**SHORT EXERCISE**
Locate the word "UTILITY" in the entries below, then gather every line that holds it.

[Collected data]
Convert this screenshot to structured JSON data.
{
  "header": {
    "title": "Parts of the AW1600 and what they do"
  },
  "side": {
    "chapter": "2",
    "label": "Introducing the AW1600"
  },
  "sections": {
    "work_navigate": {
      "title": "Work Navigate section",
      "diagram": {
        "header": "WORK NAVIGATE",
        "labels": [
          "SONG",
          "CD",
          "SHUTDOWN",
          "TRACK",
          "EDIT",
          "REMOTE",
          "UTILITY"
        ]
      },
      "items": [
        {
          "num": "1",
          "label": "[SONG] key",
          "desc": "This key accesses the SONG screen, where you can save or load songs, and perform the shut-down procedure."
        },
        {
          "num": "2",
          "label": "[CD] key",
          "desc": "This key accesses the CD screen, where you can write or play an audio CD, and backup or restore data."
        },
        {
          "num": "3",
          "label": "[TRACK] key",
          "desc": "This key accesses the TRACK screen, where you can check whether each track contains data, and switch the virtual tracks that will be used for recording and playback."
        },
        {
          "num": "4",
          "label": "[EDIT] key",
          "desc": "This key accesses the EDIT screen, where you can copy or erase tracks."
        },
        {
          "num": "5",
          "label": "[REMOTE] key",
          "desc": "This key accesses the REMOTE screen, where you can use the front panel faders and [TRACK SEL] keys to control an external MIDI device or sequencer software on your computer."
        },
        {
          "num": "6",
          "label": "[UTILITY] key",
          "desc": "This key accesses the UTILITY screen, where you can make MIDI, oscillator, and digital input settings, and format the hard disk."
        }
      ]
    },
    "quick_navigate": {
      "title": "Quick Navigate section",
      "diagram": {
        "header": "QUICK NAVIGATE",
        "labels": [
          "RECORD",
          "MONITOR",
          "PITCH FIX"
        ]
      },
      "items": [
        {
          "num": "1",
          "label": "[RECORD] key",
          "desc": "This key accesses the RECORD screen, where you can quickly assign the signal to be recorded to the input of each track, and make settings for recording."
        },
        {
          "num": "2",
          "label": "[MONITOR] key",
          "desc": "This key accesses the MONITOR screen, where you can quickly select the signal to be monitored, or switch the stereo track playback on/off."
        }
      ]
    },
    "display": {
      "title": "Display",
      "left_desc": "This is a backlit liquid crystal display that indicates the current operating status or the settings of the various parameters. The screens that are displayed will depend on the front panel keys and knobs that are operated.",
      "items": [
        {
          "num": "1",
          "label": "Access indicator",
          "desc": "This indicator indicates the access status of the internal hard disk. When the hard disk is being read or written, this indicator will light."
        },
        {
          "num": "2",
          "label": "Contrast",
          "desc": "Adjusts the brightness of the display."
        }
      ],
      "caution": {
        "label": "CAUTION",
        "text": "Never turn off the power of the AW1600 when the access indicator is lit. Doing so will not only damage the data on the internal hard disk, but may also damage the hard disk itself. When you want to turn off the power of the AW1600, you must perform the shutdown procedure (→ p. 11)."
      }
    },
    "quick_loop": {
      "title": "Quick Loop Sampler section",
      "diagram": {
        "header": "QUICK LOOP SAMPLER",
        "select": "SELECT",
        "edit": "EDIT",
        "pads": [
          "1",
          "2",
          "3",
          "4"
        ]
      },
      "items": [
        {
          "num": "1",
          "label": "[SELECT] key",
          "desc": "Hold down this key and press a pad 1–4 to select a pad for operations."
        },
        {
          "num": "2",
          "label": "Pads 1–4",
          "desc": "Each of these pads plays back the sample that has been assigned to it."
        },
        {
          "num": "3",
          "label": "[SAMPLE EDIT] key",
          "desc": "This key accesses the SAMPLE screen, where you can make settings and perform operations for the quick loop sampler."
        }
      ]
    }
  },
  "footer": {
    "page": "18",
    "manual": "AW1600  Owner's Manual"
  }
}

**EXERCISE SOLUTION**
          "UTILITY"
          "label": "[UTILITY] key",
          "desc": "This key accesses the UTILITY screen, where you can make MIDI, oscillator, and digital input settings, and format the hard disk."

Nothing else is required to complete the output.